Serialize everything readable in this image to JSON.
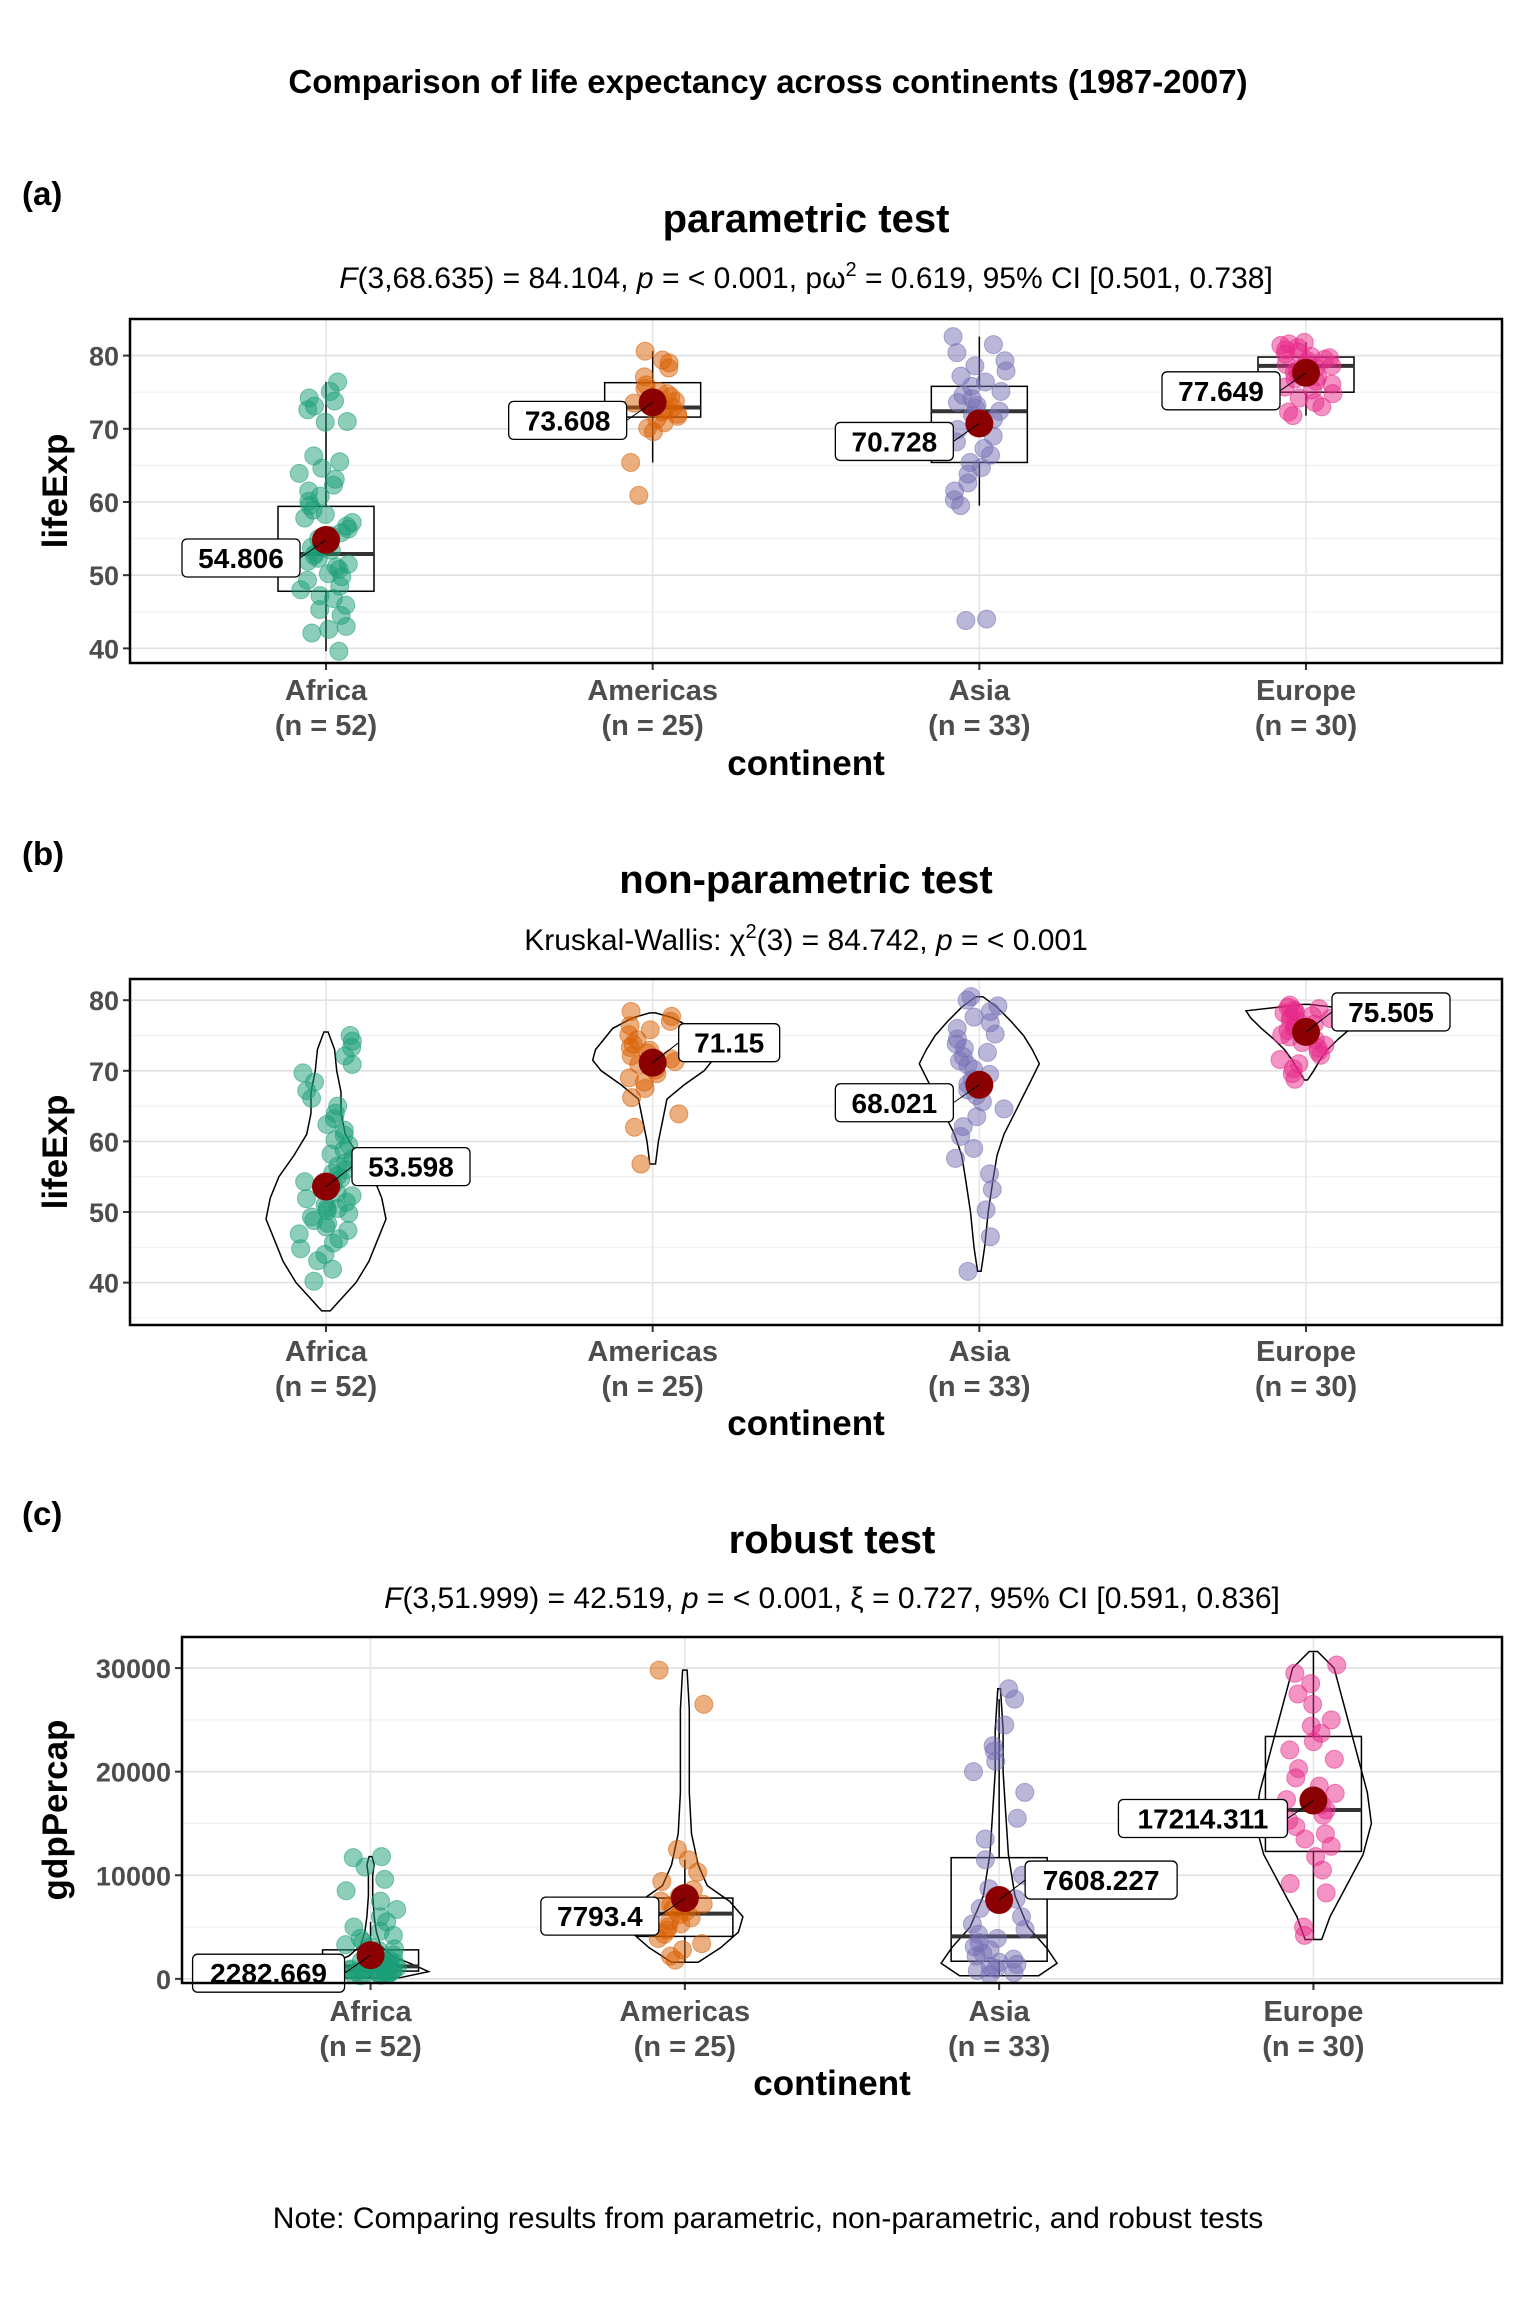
{
  "figure": {
    "title": "Comparison of life expectancy across continents (1987-2007)",
    "caption": "Note: Comparing results from parametric, non-parametric, and robust tests"
  },
  "chart_data": [
    {
      "type": "box-violin",
      "tag": "(a)",
      "title": "parametric test",
      "subtitle": {
        "prefix": "F",
        "text": "(3,68.635) = 84.104, ",
        "p": "p",
        "p_text": " = < 0.001, pω",
        "sup": "2",
        "rest": " = 0.619, 95% CI [0.501, 0.738]"
      },
      "xlabel": "continent",
      "ylabel": "lifeExp",
      "ylim": [
        38,
        85
      ],
      "yticks": [
        40,
        50,
        60,
        70,
        80
      ],
      "grid": true,
      "show_box": true,
      "show_violin": false,
      "categories": [
        "Africa",
        "Americas",
        "Asia",
        "Europe"
      ],
      "counts": [
        "(n = 52)",
        "(n = 25)",
        "(n = 33)",
        "(n = 30)"
      ],
      "colors": [
        "#1B9E77",
        "#D95F02",
        "#7570B3",
        "#E7298A"
      ],
      "box": [
        {
          "q1": 47.8,
          "median": 52.9,
          "q3": 59.4,
          "wlo": 39.6,
          "whi": 76.4
        },
        {
          "q1": 71.6,
          "median": 72.9,
          "q3": 76.3,
          "wlo": 65.4,
          "whi": 80.6
        },
        {
          "q1": 65.4,
          "median": 72.4,
          "q3": 75.8,
          "wlo": 59.5,
          "whi": 82.6
        },
        {
          "q1": 75.0,
          "median": 78.6,
          "q3": 79.8,
          "wlo": 71.8,
          "whi": 81.8
        }
      ],
      "means": [
        54.806,
        73.608,
        70.728,
        77.649
      ],
      "mean_labels": [
        "54.806",
        "73.608",
        "70.728",
        "77.649"
      ],
      "label_side": [
        "left",
        "left",
        "left",
        "left"
      ],
      "points": [
        [
          42.1,
          42.6,
          43.0,
          44.5,
          45.3,
          45.9,
          46.8,
          47.2,
          48.0,
          48.5,
          49.3,
          49.8,
          50.2,
          50.8,
          51.1,
          51.5,
          51.9,
          52.3,
          52.7,
          53.0,
          53.4,
          53.8,
          54.1,
          54.6,
          55.0,
          55.4,
          55.8,
          56.3,
          56.7,
          57.2,
          57.8,
          58.3,
          58.9,
          59.5,
          60.1,
          60.8,
          61.5,
          62.3,
          63.1,
          63.9,
          64.6,
          65.5,
          66.3,
          70.9,
          71.0,
          72.6,
          73.1,
          73.8,
          74.2,
          75.1,
          76.4,
          39.6
        ],
        [
          60.9,
          65.4,
          69.6,
          70.1,
          70.8,
          71.3,
          71.7,
          72.0,
          72.3,
          72.6,
          72.9,
          73.2,
          73.5,
          73.8,
          74.1,
          74.4,
          74.8,
          75.1,
          75.5,
          76.0,
          77.1,
          78.3,
          79.0,
          79.4,
          80.6
        ],
        [
          43.8,
          44.0,
          59.5,
          60.3,
          61.5,
          62.6,
          63.8,
          64.7,
          65.4,
          66.4,
          67.3,
          68.2,
          69.0,
          69.9,
          70.6,
          71.3,
          71.9,
          72.4,
          72.8,
          73.2,
          73.6,
          74.1,
          74.6,
          75.1,
          75.8,
          76.4,
          77.2,
          77.9,
          78.6,
          79.3,
          80.4,
          81.5,
          82.6
        ],
        [
          71.8,
          72.3,
          73.0,
          73.6,
          74.2,
          74.8,
          75.3,
          75.7,
          76.1,
          76.5,
          76.8,
          77.1,
          77.4,
          77.7,
          78.0,
          78.3,
          78.6,
          78.8,
          79.0,
          79.3,
          79.5,
          79.7,
          79.9,
          80.2,
          80.5,
          80.8,
          81.1,
          81.4,
          81.6,
          81.8
        ]
      ]
    },
    {
      "type": "violin",
      "tag": "(b)",
      "title": "non-parametric test",
      "subtitle": {
        "prefix": "",
        "text": "Kruskal-Wallis: χ",
        "sup": "2",
        "mid": "(3) = 84.742, ",
        "p": "p",
        "rest": " = < 0.001"
      },
      "xlabel": "continent",
      "ylabel": "lifeExp",
      "ylim": [
        34,
        83
      ],
      "yticks": [
        40,
        50,
        60,
        70,
        80
      ],
      "grid": true,
      "show_box": false,
      "show_violin": true,
      "categories": [
        "Africa",
        "Americas",
        "Asia",
        "Europe"
      ],
      "counts": [
        "(n = 52)",
        "(n = 25)",
        "(n = 33)",
        "(n = 30)"
      ],
      "colors": [
        "#1B9E77",
        "#D95F02",
        "#7570B3",
        "#E7298A"
      ],
      "violin": [
        {
          "lo": 36.0,
          "hi": 75.5,
          "profile": [
            [
              36,
              2
            ],
            [
              38,
              8
            ],
            [
              40,
              14
            ],
            [
              43,
              20
            ],
            [
              46,
              24
            ],
            [
              49,
              28
            ],
            [
              52,
              26
            ],
            [
              55,
              22
            ],
            [
              58,
              15
            ],
            [
              61,
              9
            ],
            [
              64,
              7
            ],
            [
              67,
              7
            ],
            [
              70,
              5
            ],
            [
              73,
              4
            ],
            [
              75.5,
              1
            ]
          ]
        },
        {
          "lo": 56.8,
          "hi": 78.2,
          "profile": [
            [
              56.8,
              2
            ],
            [
              60,
              4
            ],
            [
              63,
              7
            ],
            [
              66,
              10
            ],
            [
              68,
              22
            ],
            [
              70,
              36
            ],
            [
              71.5,
              42
            ],
            [
              73,
              40
            ],
            [
              74.5,
              34
            ],
            [
              76,
              28
            ],
            [
              77.5,
              14
            ],
            [
              78.2,
              2
            ]
          ]
        },
        {
          "lo": 41.6,
          "hi": 80.5,
          "profile": [
            [
              41.6,
              1
            ],
            [
              45,
              3
            ],
            [
              50,
              5
            ],
            [
              55,
              8
            ],
            [
              58,
              10
            ],
            [
              61,
              14
            ],
            [
              64,
              20
            ],
            [
              67,
              26
            ],
            [
              69,
              30
            ],
            [
              71,
              34
            ],
            [
              73,
              30
            ],
            [
              75,
              25
            ],
            [
              77,
              18
            ],
            [
              79,
              10
            ],
            [
              80.5,
              2
            ]
          ]
        },
        {
          "lo": 68.7,
          "hi": 79.4,
          "profile": [
            [
              68.7,
              2
            ],
            [
              70,
              10
            ],
            [
              71.5,
              18
            ],
            [
              73,
              28
            ],
            [
              74.5,
              42
            ],
            [
              76,
              58
            ],
            [
              77.5,
              72
            ],
            [
              78.5,
              78
            ],
            [
              79.4,
              4
            ]
          ]
        }
      ],
      "means": [
        53.598,
        71.15,
        68.021,
        75.505
      ],
      "mean_labels": [
        "53.598",
        "71.15",
        "68.021",
        "75.505"
      ],
      "label_side": [
        "right",
        "right",
        "left",
        "right"
      ],
      "points": [
        [
          40.2,
          41.9,
          43.1,
          44.0,
          44.8,
          45.6,
          46.2,
          46.9,
          47.4,
          47.9,
          48.4,
          48.8,
          49.3,
          49.8,
          50.2,
          50.6,
          51.0,
          51.4,
          51.9,
          52.3,
          52.7,
          53.1,
          53.5,
          53.9,
          54.3,
          54.7,
          55.1,
          55.5,
          56.0,
          56.5,
          57.0,
          57.6,
          58.2,
          58.8,
          59.5,
          60.2,
          60.9,
          61.6,
          62.4,
          63.2,
          64.0,
          65.0,
          66.1,
          67.2,
          68.4,
          69.7,
          70.9,
          72.1,
          73.3,
          74.2,
          75.0,
          50.5
        ],
        [
          56.8,
          62.0,
          63.9,
          66.2,
          67.5,
          68.4,
          69.0,
          69.6,
          70.1,
          70.5,
          70.9,
          71.3,
          71.7,
          72.1,
          72.5,
          72.9,
          73.3,
          73.8,
          74.4,
          75.1,
          75.8,
          76.4,
          77.0,
          77.7,
          78.4
        ],
        [
          41.6,
          46.5,
          50.3,
          53.2,
          55.4,
          57.6,
          59.0,
          60.7,
          62.1,
          63.5,
          64.6,
          65.6,
          66.5,
          67.3,
          68.1,
          68.8,
          69.5,
          70.2,
          70.8,
          71.4,
          72.0,
          72.6,
          73.2,
          73.8,
          74.5,
          75.2,
          76.0,
          76.8,
          77.6,
          78.4,
          79.2,
          80.0,
          80.5
        ],
        [
          68.8,
          69.6,
          70.3,
          71.0,
          71.6,
          72.2,
          72.7,
          73.2,
          73.6,
          74.0,
          74.4,
          74.8,
          75.1,
          75.4,
          75.7,
          76.0,
          76.3,
          76.6,
          76.9,
          77.2,
          77.4,
          77.6,
          77.8,
          78.0,
          78.2,
          78.4,
          78.6,
          78.8,
          79.0,
          79.3
        ]
      ]
    },
    {
      "type": "box-violin",
      "tag": "(c)",
      "title": "robust test",
      "subtitle": {
        "prefix": "F",
        "text": "(3,51.999) = 42.519, ",
        "p": "p",
        "p_text": " = < 0.001, ξ",
        "sup": "",
        "rest": " = 0.727, 95% CI [0.591, 0.836]"
      },
      "xlabel": "continent",
      "ylabel": "gdpPercap",
      "ylim": [
        -400,
        33000
      ],
      "yticks": [
        0,
        10000,
        20000,
        30000
      ],
      "grid": true,
      "show_box": true,
      "show_violin": true,
      "categories": [
        "Africa",
        "Americas",
        "Asia",
        "Europe"
      ],
      "counts": [
        "(n = 52)",
        "(n = 25)",
        "(n = 33)",
        "(n = 30)"
      ],
      "colors": [
        "#1B9E77",
        "#D95F02",
        "#7570B3",
        "#E7298A"
      ],
      "box": [
        {
          "q1": 750,
          "median": 1200,
          "q3": 2800,
          "wlo": 200,
          "whi": 5500
        },
        {
          "q1": 4100,
          "median": 6300,
          "q3": 7800,
          "wlo": 1600,
          "whi": 11500
        },
        {
          "q1": 1700,
          "median": 4100,
          "q3": 11700,
          "wlo": 300,
          "whi": 27000
        },
        {
          "q1": 12300,
          "median": 16300,
          "q3": 23400,
          "wlo": 3800,
          "whi": 31500
        }
      ],
      "violin": [
        {
          "lo": 100,
          "hi": 11800,
          "profile": [
            [
              100,
              40
            ],
            [
              700,
              80
            ],
            [
              1400,
              58
            ],
            [
              2200,
              30
            ],
            [
              3200,
              14
            ],
            [
              4500,
              8
            ],
            [
              6000,
              5
            ],
            [
              8000,
              3
            ],
            [
              10000,
              3
            ],
            [
              11000,
              5
            ],
            [
              11800,
              2
            ]
          ]
        },
        {
          "lo": 1600,
          "hi": 29800,
          "profile": [
            [
              1600,
              6
            ],
            [
              3000,
              16
            ],
            [
              4500,
              24
            ],
            [
              6000,
              26
            ],
            [
              7500,
              20
            ],
            [
              9000,
              10
            ],
            [
              11000,
              6
            ],
            [
              14000,
              3
            ],
            [
              18000,
              2
            ],
            [
              22000,
              2
            ],
            [
              26000,
              2
            ],
            [
              29800,
              1
            ]
          ]
        },
        {
          "lo": 300,
          "hi": 28000,
          "profile": [
            [
              300,
              30
            ],
            [
              1500,
              44
            ],
            [
              3000,
              36
            ],
            [
              5000,
              22
            ],
            [
              8000,
              12
            ],
            [
              12000,
              7
            ],
            [
              16000,
              5
            ],
            [
              20000,
              3
            ],
            [
              24000,
              3
            ],
            [
              28000,
              1
            ]
          ]
        },
        {
          "lo": 3800,
          "hi": 31600,
          "profile": [
            [
              3800,
              2
            ],
            [
              6000,
              4
            ],
            [
              9000,
              8
            ],
            [
              12000,
              12
            ],
            [
              15000,
              14
            ],
            [
              18000,
              13
            ],
            [
              21000,
              11
            ],
            [
              24000,
              9
            ],
            [
              27000,
              7
            ],
            [
              30000,
              5
            ],
            [
              31600,
              1
            ]
          ]
        }
      ],
      "means": [
        2282.669,
        7793.4,
        7608.227,
        17214.311
      ],
      "mean_labels": [
        "2282.669",
        "7793.4",
        "7608.227",
        "17214.311"
      ],
      "label_side": [
        "left",
        "left",
        "right",
        "left"
      ],
      "points": [
        [
          300,
          350,
          400,
          450,
          480,
          520,
          560,
          600,
          640,
          680,
          720,
          760,
          800,
          850,
          900,
          950,
          1000,
          1050,
          1100,
          1150,
          1200,
          1260,
          1320,
          1380,
          1450,
          1520,
          1600,
          1700,
          1800,
          1900,
          2000,
          2150,
          2300,
          2500,
          2700,
          2900,
          3100,
          3300,
          3600,
          3900,
          4200,
          4600,
          5000,
          5500,
          6000,
          6700,
          7500,
          8500,
          9600,
          10800,
          11700,
          11800
        ],
        [
          1800,
          2200,
          2800,
          3400,
          3900,
          4300,
          4700,
          5000,
          5300,
          5600,
          5900,
          6200,
          6500,
          6800,
          7100,
          7500,
          8000,
          8600,
          9400,
          10300,
          11500,
          12500,
          26500,
          29800,
          7200
        ],
        [
          400,
          600,
          800,
          1000,
          1200,
          1400,
          1600,
          1900,
          2200,
          2500,
          2800,
          3100,
          3500,
          3900,
          4300,
          4800,
          5300,
          6000,
          6800,
          7700,
          8700,
          10000,
          11500,
          13500,
          15500,
          18000,
          20000,
          22000,
          22500,
          21000,
          24500,
          27000,
          28000
        ],
        [
          4200,
          5000,
          8300,
          9200,
          10500,
          11800,
          12800,
          13500,
          14000,
          14700,
          15300,
          15800,
          16300,
          16800,
          17300,
          17900,
          18600,
          19400,
          20300,
          21200,
          22100,
          22900,
          23700,
          24400,
          25000,
          26500,
          27500,
          28500,
          29500,
          30300
        ]
      ]
    }
  ]
}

────────────────

*YOUR TASK:*
Copy every line of the listing that contains the word "rest".

*WRITTEN REPLY:*
        "rest": " = 0.619, 95% CI [0.501, 0.738]"
        "rest": " = < 0.001"
        "rest": " = 0.727, 95% CI [0.591, 0.836]"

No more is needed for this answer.